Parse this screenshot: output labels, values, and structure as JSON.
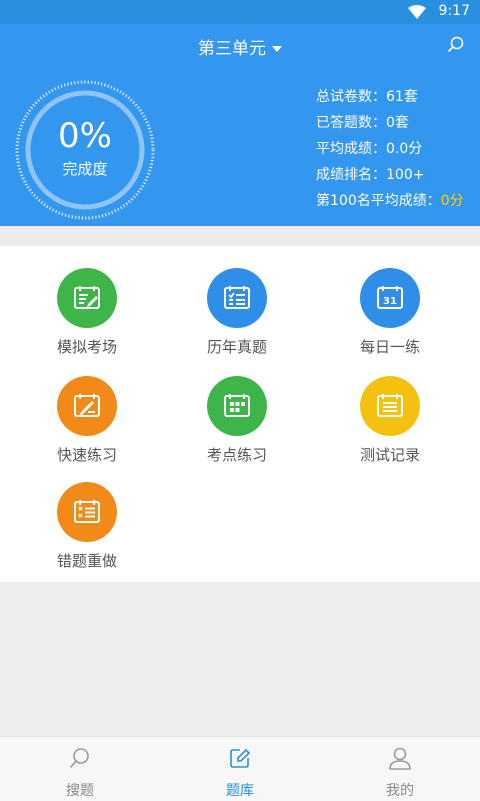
{
  "status_bar": {
    "time": "9:17"
  },
  "title_bar": {
    "title": "第三单元"
  },
  "progress": {
    "percent_text": "0%",
    "label": "完成度",
    "value": 0
  },
  "stats": [
    {
      "label": "总试卷数：",
      "value": "61套"
    },
    {
      "label": "已答题数：",
      "value": "0套"
    },
    {
      "label": "平均成绩：",
      "value": "0.0分"
    },
    {
      "label": "成绩排名：",
      "value": "100+"
    },
    {
      "label": "第100名平均成绩：",
      "value": "0分"
    }
  ],
  "menu": [
    {
      "label": "模拟考场",
      "icon": "exam-pencil-icon",
      "color": "#3db549"
    },
    {
      "label": "历年真题",
      "icon": "checklist-calendar-icon",
      "color": "#2f8fe8"
    },
    {
      "label": "每日一练",
      "icon": "calendar-31-icon",
      "color": "#2f8fe8"
    },
    {
      "label": "快速练习",
      "icon": "calendar-edit-icon",
      "color": "#f18a18"
    },
    {
      "label": "考点练习",
      "icon": "calendar-grid-icon",
      "color": "#3db549"
    },
    {
      "label": "测试记录",
      "icon": "calendar-list-icon",
      "color": "#f5c110"
    },
    {
      "label": "错题重做",
      "icon": "calendar-wrong-icon",
      "color": "#f18a18"
    }
  ],
  "tabs": [
    {
      "label": "搜题",
      "icon": "search-icon",
      "active": false
    },
    {
      "label": "题库",
      "icon": "edit-icon",
      "active": true
    },
    {
      "label": "我的",
      "icon": "user-icon",
      "active": false
    }
  ],
  "colors": {
    "primary": "#3396ef",
    "highlight": "#ffd200"
  }
}
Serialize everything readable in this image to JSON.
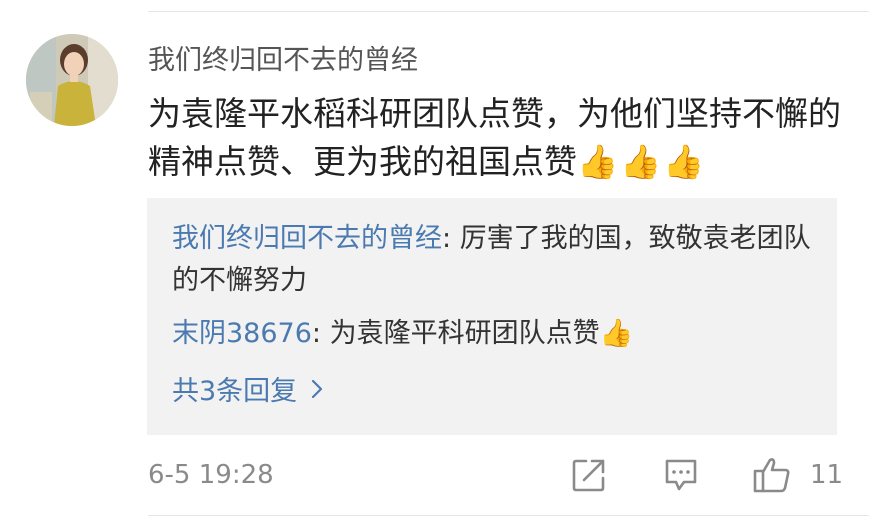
{
  "comment": {
    "username": "我们终归回不去的曾经",
    "text": "为袁隆平水稻科研团队点赞，为他们坚持不懈的精神点赞、更为我的祖国点赞",
    "emoji": "👍👍👍",
    "time": "6-5 19:28",
    "like_count": "11"
  },
  "replies": [
    {
      "name": "我们终归回不去的曾经",
      "separator": ": ",
      "text": "厉害了我的国，致敬袁老团队的不懈努力",
      "emoji": ""
    },
    {
      "name": "末阴38676",
      "separator": ": ",
      "text": "为袁隆平科研团队点赞",
      "emoji": "👍"
    }
  ],
  "more_replies": "共3条回复",
  "icons": {
    "share": "share-icon",
    "comment": "comment-icon",
    "like": "thumbs-up-icon",
    "more": "chevron-right-icon"
  },
  "colors": {
    "link": "#4b7ab0",
    "reply_bg": "#f2f2f2",
    "meta": "#8a8a8a"
  }
}
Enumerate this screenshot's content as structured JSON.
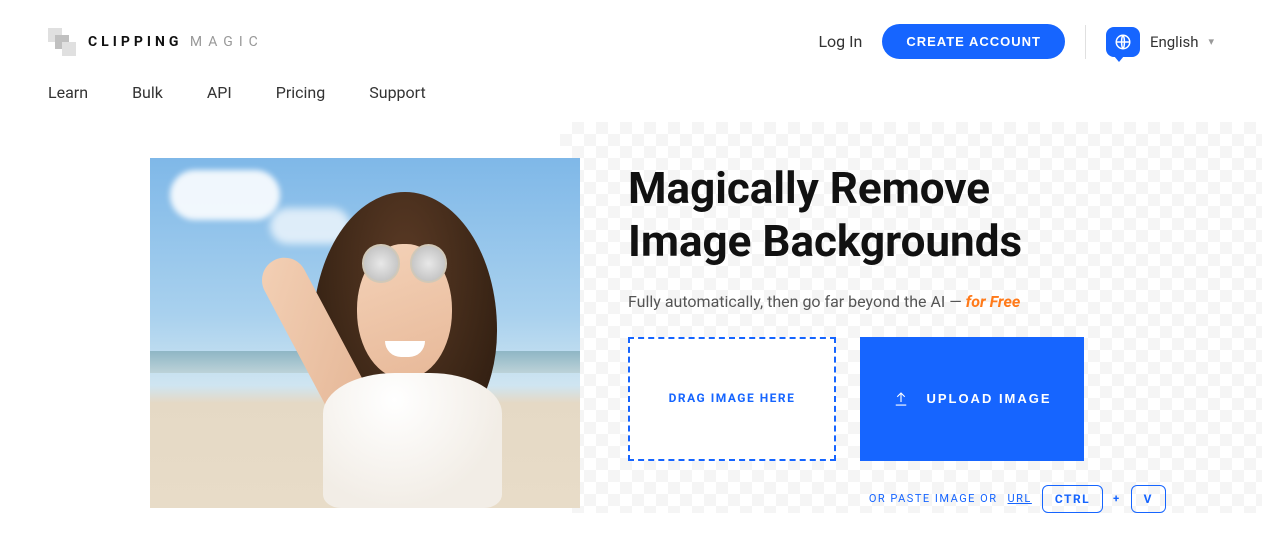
——————
> _Exercise requirements_: Transcribe the records above exactly as they appear, leaving out any pictures.

> _Result for this exercise_:
Parse this screenshot: output labels, values, and structure as JSON.
{
  "status_bar": {
    "time": "9:17"
  },
  "title_bar": {
    "title": "第三单元"
  },
  "progress": {
    "percent_text": "0%",
    "label": "完成度",
    "value": 0
  },
  "stats": [
    {
      "label": "总试卷数：",
      "value": "61套"
    },
    {
      "label": "已答题数：",
      "value": "0套"
    },
    {
      "label": "平均成绩：",
      "value": "0.0分"
    },
    {
      "label": "成绩排名：",
      "value": "100+"
    },
    {
      "label": "第100名平均成绩：",
      "value": "0分"
    }
  ],
  "menu": [
    {
      "label": "模拟考场",
      "icon": "exam-pencil-icon",
      "color": "#3db549"
    },
    {
      "label": "历年真题",
      "icon": "checklist-calendar-icon",
      "color": "#2f8fe8"
    },
    {
      "label": "每日一练",
      "icon": "calendar-31-icon",
      "color": "#2f8fe8"
    },
    {
      "label": "快速练习",
      "icon": "calendar-edit-icon",
      "color": "#f18a18"
    },
    {
      "label": "考点练习",
      "icon": "calendar-grid-icon",
      "color": "#3db549"
    },
    {
      "label": "测试记录",
      "icon": "calendar-list-icon",
      "color": "#f5c110"
    },
    {
      "label": "错题重做",
      "icon": "calendar-wrong-icon",
      "color": "#f18a18"
    }
  ],
  "tabs": [
    {
      "label": "搜题",
      "icon": "search-icon",
      "active": false
    },
    {
      "label": "题库",
      "icon": "edit-icon",
      "active": true
    },
    {
      "label": "我的",
      "icon": "user-icon",
      "active": false
    }
  ],
  "colors": {
    "primary": "#3396ef",
    "highlight": "#ffd200"
  }
}
Serialize everything readable in this image to JSON.
{
  "comment": {
    "username": "我们终归回不去的曾经",
    "text": "为袁隆平水稻科研团队点赞，为他们坚持不懈的精神点赞、更为我的祖国点赞",
    "emoji": "👍👍👍",
    "time": "6-5 19:28",
    "like_count": "11"
  },
  "replies": [
    {
      "name": "我们终归回不去的曾经",
      "separator": ": ",
      "text": "厉害了我的国，致敬袁老团队的不懈努力",
      "emoji": ""
    },
    {
      "name": "末阴38676",
      "separator": ": ",
      "text": "为袁隆平科研团队点赞",
      "emoji": "👍"
    }
  ],
  "more_replies": "共3条回复",
  "icons": {
    "share": "share-icon",
    "comment": "comment-icon",
    "like": "thumbs-up-icon",
    "more": "chevron-right-icon"
  },
  "colors": {
    "link": "#4b7ab0",
    "reply_bg": "#f2f2f2",
    "meta": "#8a8a8a"
  }
}
Enumerate this screenshot's content as structured JSON.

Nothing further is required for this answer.